(Dataset records)
-------------------------

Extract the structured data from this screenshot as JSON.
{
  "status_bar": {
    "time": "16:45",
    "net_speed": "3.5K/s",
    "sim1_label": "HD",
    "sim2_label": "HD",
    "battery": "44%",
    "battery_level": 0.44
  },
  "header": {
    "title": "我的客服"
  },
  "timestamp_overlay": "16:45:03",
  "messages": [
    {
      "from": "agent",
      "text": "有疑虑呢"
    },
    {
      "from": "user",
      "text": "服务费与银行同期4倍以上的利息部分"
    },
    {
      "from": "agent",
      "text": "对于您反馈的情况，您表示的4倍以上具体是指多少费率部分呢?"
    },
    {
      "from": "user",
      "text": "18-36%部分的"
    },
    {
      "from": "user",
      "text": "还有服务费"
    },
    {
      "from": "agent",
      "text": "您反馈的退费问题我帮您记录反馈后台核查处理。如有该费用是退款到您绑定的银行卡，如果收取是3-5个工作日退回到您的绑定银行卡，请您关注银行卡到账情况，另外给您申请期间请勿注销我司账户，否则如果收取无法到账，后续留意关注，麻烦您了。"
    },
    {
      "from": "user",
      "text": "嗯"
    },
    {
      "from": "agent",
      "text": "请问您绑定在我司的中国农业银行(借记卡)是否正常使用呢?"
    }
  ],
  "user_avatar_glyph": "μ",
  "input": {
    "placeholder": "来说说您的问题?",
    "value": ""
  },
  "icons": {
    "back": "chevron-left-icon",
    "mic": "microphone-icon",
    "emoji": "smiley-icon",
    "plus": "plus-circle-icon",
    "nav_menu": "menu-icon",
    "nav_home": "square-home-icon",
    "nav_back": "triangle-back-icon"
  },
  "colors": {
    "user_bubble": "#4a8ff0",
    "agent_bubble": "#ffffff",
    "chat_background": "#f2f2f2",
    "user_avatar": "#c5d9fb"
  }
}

-------------------------

_Task_: Every entry in the listing must be retyped exactly.

_Response to the exercise_:
Extract the structured data from this screenshot as JSON.
{
  "status_bar": {
    "time": "16:45",
    "net_speed": "3.5K/s",
    "sim1_label": "HD",
    "sim2_label": "HD",
    "battery": "44%",
    "battery_level": 0.44
  },
  "header": {
    "title": "我的客服"
  },
  "timestamp_overlay": "16:45:03",
  "messages": [
    {
      "from": "agent",
      "text": "有疑虑呢"
    },
    {
      "from": "user",
      "text": "服务费与银行同期4倍以上的利息部分"
    },
    {
      "from": "agent",
      "text": "对于您反馈的情况，您表示的4倍以上具体是指多少费率部分呢?"
    },
    {
      "from": "user",
      "text": "18-36%部分的"
    },
    {
      "from": "user",
      "text": "还有服务费"
    },
    {
      "from": "agent",
      "text": "您反馈的退费问题我帮您记录反馈后台核查处理。如有该费用是退款到您绑定的银行卡，如果收取是3-5个工作日退回到您的绑定银行卡，请您关注银行卡到账情况，另外给您申请期间请勿注销我司账户，否则如果收取无法到账，后续留意关注，麻烦您了。"
    },
    {
      "from": "user",
      "text": "嗯"
    },
    {
      "from": "agent",
      "text": "请问您绑定在我司的中国农业银行(借记卡)是否正常使用呢?"
    }
  ],
  "user_avatar_glyph": "μ",
  "input": {
    "placeholder": "来说说您的问题?",
    "value": ""
  },
  "icons": {
    "back": "chevron-left-icon",
    "mic": "microphone-icon",
    "emoji": "smiley-icon",
    "plus": "plus-circle-icon",
    "nav_menu": "menu-icon",
    "nav_home": "square-home-icon",
    "nav_back": "triangle-back-icon"
  },
  "colors": {
    "user_bubble": "#4a8ff0",
    "agent_bubble": "#ffffff",
    "chat_background": "#f2f2f2",
    "user_avatar": "#c5d9fb"
  }
}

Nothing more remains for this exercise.